(Dataset records)
-.-.-

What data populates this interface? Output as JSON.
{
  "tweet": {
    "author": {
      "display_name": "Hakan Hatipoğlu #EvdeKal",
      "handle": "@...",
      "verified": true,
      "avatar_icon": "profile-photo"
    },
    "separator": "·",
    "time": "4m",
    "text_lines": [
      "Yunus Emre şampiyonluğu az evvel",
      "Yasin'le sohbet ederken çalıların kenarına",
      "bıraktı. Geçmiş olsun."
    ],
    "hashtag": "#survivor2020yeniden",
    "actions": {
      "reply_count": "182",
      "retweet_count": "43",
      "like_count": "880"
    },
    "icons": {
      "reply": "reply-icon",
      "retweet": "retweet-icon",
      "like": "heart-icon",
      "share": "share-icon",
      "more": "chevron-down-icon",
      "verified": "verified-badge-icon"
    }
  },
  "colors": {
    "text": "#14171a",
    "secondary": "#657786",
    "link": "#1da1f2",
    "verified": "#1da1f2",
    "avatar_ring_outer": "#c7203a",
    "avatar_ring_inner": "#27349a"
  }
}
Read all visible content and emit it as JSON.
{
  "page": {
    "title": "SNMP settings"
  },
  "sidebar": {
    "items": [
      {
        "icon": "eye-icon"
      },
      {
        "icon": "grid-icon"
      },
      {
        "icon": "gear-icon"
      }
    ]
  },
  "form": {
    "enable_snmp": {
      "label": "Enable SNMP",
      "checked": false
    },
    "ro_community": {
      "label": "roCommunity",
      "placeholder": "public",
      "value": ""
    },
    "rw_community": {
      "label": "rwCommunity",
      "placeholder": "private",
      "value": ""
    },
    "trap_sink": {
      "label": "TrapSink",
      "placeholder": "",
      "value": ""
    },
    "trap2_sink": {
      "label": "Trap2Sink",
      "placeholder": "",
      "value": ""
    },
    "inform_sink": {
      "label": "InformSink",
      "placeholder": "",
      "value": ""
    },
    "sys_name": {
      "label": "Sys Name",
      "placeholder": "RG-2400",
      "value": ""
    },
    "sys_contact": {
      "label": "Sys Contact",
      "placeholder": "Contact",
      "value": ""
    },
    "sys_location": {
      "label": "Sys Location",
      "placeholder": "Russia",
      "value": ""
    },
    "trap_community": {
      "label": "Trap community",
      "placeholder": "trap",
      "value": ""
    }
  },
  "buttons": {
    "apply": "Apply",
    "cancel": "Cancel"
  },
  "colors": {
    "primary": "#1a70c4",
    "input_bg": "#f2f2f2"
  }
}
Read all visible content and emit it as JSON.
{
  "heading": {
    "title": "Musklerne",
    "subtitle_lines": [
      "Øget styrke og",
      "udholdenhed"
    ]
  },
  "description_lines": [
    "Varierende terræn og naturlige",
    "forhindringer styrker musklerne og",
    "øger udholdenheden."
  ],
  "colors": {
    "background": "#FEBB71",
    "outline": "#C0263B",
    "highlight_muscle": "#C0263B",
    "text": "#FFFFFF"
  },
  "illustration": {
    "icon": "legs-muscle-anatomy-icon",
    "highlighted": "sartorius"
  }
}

-.-.-

• **TASK GOAL**:
From the listing above, copy every line that holds the string "placeholder".

• **REPLY**:
      "placeholder": "public",
      "placeholder": "private",
      "placeholder": "",
      "placeholder": "",
      "placeholder": "",
      "placeholder": "RG-2400",
      "placeholder": "Contact",
      "placeholder": "Russia",
      "placeholder": "trap",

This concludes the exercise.